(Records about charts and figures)
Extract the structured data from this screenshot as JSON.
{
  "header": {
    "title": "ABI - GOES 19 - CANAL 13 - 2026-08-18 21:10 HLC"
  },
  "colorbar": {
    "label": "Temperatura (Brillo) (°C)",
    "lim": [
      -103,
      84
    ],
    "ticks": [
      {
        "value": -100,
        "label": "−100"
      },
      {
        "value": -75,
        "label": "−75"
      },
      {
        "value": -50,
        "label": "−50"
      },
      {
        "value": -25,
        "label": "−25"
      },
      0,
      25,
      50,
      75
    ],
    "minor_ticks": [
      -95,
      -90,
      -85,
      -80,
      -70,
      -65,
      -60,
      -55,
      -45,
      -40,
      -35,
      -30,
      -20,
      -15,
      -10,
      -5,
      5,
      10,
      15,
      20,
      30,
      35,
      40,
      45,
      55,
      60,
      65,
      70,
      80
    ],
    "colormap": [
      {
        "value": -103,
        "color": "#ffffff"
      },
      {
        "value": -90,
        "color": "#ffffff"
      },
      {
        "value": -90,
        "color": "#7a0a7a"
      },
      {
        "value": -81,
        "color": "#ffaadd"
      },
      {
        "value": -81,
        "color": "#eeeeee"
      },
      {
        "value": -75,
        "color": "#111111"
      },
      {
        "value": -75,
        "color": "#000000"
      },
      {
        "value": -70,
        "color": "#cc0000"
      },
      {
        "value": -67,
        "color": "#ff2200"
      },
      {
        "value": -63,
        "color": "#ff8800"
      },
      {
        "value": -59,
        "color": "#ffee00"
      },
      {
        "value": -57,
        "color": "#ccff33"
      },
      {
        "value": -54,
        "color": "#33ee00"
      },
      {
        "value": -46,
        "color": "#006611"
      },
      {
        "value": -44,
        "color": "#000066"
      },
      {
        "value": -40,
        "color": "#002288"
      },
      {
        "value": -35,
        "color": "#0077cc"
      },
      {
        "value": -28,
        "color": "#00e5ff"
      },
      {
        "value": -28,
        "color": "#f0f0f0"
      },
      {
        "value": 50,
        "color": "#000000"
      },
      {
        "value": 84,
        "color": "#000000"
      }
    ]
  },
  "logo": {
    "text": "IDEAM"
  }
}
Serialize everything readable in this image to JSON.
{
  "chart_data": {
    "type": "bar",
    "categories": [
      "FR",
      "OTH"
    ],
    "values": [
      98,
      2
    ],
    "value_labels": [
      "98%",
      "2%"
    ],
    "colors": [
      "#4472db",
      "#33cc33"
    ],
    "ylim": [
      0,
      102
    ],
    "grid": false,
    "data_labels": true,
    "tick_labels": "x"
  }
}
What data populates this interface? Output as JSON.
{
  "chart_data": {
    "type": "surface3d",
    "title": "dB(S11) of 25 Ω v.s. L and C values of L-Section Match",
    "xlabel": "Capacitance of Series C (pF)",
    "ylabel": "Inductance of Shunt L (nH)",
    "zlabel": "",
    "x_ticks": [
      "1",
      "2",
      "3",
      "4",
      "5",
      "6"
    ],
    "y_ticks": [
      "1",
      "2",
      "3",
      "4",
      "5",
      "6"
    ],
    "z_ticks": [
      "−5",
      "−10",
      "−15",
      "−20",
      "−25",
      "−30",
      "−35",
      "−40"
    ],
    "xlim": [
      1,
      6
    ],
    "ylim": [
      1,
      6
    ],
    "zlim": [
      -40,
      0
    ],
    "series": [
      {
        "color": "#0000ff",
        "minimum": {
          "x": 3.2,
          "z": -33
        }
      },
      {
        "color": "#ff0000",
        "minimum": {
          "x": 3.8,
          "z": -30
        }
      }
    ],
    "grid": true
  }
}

■ **To be done**:
Find how many lines in the records contain the string "this", then give the number alone.

■ **Written solution**:
3